▶ TASK DESCRIPTION: Write out every record below exactly as it appears.

------ DATA LINES ------

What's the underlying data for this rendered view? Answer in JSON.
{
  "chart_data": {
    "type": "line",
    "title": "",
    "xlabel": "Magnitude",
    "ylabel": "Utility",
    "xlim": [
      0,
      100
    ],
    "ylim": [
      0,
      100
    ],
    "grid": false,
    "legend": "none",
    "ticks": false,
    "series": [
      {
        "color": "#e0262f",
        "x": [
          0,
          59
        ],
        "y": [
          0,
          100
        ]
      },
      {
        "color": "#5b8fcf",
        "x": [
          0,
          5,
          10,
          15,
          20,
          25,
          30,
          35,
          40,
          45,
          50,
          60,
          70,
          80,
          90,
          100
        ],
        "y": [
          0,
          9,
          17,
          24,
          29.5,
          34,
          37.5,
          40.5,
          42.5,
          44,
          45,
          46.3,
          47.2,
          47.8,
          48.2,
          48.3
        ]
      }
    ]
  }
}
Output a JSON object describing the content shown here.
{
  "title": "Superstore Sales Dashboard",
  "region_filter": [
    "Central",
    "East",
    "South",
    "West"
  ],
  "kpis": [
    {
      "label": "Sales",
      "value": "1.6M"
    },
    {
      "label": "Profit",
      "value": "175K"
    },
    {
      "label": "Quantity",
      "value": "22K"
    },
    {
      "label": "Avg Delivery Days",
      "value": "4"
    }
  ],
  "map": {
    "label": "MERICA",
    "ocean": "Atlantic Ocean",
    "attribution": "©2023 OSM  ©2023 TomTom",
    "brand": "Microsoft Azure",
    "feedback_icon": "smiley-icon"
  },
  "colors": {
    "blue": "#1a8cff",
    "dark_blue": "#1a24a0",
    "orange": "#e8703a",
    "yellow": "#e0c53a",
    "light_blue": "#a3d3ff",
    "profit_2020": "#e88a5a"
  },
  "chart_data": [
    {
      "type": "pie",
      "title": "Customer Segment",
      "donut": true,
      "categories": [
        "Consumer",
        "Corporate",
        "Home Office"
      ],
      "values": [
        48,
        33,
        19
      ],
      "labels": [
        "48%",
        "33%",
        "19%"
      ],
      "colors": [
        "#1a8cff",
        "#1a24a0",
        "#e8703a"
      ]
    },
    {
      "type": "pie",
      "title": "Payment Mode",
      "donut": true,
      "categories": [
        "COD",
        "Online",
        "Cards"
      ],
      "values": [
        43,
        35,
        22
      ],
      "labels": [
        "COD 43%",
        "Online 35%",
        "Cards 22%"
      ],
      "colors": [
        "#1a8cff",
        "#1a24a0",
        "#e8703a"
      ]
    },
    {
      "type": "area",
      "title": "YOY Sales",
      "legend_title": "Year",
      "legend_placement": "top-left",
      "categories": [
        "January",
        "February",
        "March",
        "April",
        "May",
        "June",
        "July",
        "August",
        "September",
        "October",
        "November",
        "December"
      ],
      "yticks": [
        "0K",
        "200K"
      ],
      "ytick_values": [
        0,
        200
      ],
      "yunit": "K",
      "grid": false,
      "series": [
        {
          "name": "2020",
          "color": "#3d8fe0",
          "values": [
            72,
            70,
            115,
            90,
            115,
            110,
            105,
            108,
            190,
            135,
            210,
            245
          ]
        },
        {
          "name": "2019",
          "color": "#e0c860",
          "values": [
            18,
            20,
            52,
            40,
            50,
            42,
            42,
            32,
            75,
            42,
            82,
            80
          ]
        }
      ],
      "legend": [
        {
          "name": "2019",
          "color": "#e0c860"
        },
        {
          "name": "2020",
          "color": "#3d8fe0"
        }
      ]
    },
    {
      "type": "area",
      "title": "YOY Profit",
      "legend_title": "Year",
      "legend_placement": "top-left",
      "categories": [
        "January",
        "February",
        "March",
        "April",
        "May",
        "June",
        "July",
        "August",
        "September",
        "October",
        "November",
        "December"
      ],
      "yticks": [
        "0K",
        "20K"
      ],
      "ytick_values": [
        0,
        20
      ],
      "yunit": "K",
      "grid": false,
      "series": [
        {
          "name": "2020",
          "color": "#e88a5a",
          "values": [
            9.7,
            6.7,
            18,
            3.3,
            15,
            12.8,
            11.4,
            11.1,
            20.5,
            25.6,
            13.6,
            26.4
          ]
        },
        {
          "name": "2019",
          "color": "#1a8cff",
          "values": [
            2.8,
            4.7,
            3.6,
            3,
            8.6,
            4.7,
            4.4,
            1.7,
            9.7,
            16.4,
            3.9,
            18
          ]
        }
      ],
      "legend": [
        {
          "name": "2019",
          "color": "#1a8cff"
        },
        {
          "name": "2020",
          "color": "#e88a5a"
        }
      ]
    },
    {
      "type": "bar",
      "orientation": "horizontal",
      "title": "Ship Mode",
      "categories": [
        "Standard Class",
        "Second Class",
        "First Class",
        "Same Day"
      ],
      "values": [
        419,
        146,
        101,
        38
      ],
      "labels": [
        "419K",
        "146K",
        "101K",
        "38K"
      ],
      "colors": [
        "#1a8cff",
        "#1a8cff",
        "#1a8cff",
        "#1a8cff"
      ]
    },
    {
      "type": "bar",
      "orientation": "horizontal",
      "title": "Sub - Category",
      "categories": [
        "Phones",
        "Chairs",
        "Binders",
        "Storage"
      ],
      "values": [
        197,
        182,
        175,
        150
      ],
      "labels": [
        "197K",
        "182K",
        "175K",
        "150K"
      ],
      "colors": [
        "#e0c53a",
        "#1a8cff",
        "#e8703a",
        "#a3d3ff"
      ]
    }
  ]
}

------

▶ RESPONSE FOR THIS EXERCISE:
What's the underlying data for this rendered view? Answer in JSON.
{
  "chart_data": {
    "type": "line",
    "title": "",
    "xlabel": "Magnitude",
    "ylabel": "Utility",
    "xlim": [
      0,
      100
    ],
    "ylim": [
      0,
      100
    ],
    "grid": false,
    "legend": "none",
    "ticks": false,
    "series": [
      {
        "color": "#e0262f",
        "x": [
          0,
          59
        ],
        "y": [
          0,
          100
        ]
      },
      {
        "color": "#5b8fcf",
        "x": [
          0,
          5,
          10,
          15,
          20,
          25,
          30,
          35,
          40,
          45,
          50,
          60,
          70,
          80,
          90,
          100
        ],
        "y": [
          0,
          9,
          17,
          24,
          29.5,
          34,
          37.5,
          40.5,
          42.5,
          44,
          45,
          46.3,
          47.2,
          47.8,
          48.2,
          48.3
        ]
      }
    ]
  }
}
Output a JSON object describing the content shown here.
{
  "title": "Superstore Sales Dashboard",
  "region_filter": [
    "Central",
    "East",
    "South",
    "West"
  ],
  "kpis": [
    {
      "label": "Sales",
      "value": "1.6M"
    },
    {
      "label": "Profit",
      "value": "175K"
    },
    {
      "label": "Quantity",
      "value": "22K"
    },
    {
      "label": "Avg Delivery Days",
      "value": "4"
    }
  ],
  "map": {
    "label": "MERICA",
    "ocean": "Atlantic Ocean",
    "attribution": "©2023 OSM  ©2023 TomTom",
    "brand": "Microsoft Azure",
    "feedback_icon": "smiley-icon"
  },
  "colors": {
    "blue": "#1a8cff",
    "dark_blue": "#1a24a0",
    "orange": "#e8703a",
    "yellow": "#e0c53a",
    "light_blue": "#a3d3ff",
    "profit_2020": "#e88a5a"
  },
  "chart_data": [
    {
      "type": "pie",
      "title": "Customer Segment",
      "donut": true,
      "categories": [
        "Consumer",
        "Corporate",
        "Home Office"
      ],
      "values": [
        48,
        33,
        19
      ],
      "labels": [
        "48%",
        "33%",
        "19%"
      ],
      "colors": [
        "#1a8cff",
        "#1a24a0",
        "#e8703a"
      ]
    },
    {
      "type": "pie",
      "title": "Payment Mode",
      "donut": true,
      "categories": [
        "COD",
        "Online",
        "Cards"
      ],
      "values": [
        43,
        35,
        22
      ],
      "labels": [
        "COD 43%",
        "Online 35%",
        "Cards 22%"
      ],
      "colors": [
        "#1a8cff",
        "#1a24a0",
        "#e8703a"
      ]
    },
    {
      "type": "area",
      "title": "YOY Sales",
      "legend_title": "Year",
      "legend_placement": "top-left",
      "categories": [
        "January",
        "February",
        "March",
        "April",
        "May",
        "June",
        "July",
        "August",
        "September",
        "October",
        "November",
        "December"
      ],
      "yticks": [
        "0K",
        "200K"
      ],
      "ytick_values": [
        0,
        200
      ],
      "yunit": "K",
      "grid": false,
      "series": [
        {
          "name": "2020",
          "color": "#3d8fe0",
          "values": [
            72,
            70,
            115,
            90,
            115,
            110,
            105,
            108,
            190,
            135,
            210,
            245
          ]
        },
        {
          "name": "2019",
          "color": "#e0c860",
          "values": [
            18,
            20,
            52,
            40,
            50,
            42,
            42,
            32,
            75,
            42,
            82,
            80
          ]
        }
      ],
      "legend": [
        {
          "name": "2019",
          "color": "#e0c860"
        },
        {
          "name": "2020",
          "color": "#3d8fe0"
        }
      ]
    },
    {
      "type": "area",
      "title": "YOY Profit",
      "legend_title": "Year",
      "legend_placement": "top-left",
      "categories": [
        "January",
        "February",
        "March",
        "April",
        "May",
        "June",
        "July",
        "August",
        "September",
        "October",
        "November",
        "December"
      ],
      "yticks": [
        "0K",
        "20K"
      ],
      "ytick_values": [
        0,
        20
      ],
      "yunit": "K",
      "grid": false,
      "series": [
        {
          "name": "2020",
          "color": "#e88a5a",
          "values": [
            9.7,
            6.7,
            18,
            3.3,
            15,
            12.8,
            11.4,
            11.1,
            20.5,
            25.6,
            13.6,
            26.4
          ]
        },
        {
          "name": "2019",
          "color": "#1a8cff",
          "values": [
            2.8,
            4.7,
            3.6,
            3,
            8.6,
            4.7,
            4.4,
            1.7,
            9.7,
            16.4,
            3.9,
            18
          ]
        }
      ],
      "legend": [
        {
          "name": "2019",
          "color": "#1a8cff"
        },
        {
          "name": "2020",
          "color": "#e88a5a"
        }
      ]
    },
    {
      "type": "bar",
      "orientation": "horizontal",
      "title": "Ship Mode",
      "categories": [
        "Standard Class",
        "Second Class",
        "First Class",
        "Same Day"
      ],
      "values": [
        419,
        146,
        101,
        38
      ],
      "labels": [
        "419K",
        "146K",
        "101K",
        "38K"
      ],
      "colors": [
        "#1a8cff",
        "#1a8cff",
        "#1a8cff",
        "#1a8cff"
      ]
    },
    {
      "type": "bar",
      "orientation": "horizontal",
      "title": "Sub - Category",
      "categories": [
        "Phones",
        "Chairs",
        "Binders",
        "Storage"
      ],
      "values": [
        197,
        182,
        175,
        150
      ],
      "labels": [
        "197K",
        "182K",
        "175K",
        "150K"
      ],
      "colors": [
        "#e0c53a",
        "#1a8cff",
        "#e8703a",
        "#a3d3ff"
      ]
    }
  ]
}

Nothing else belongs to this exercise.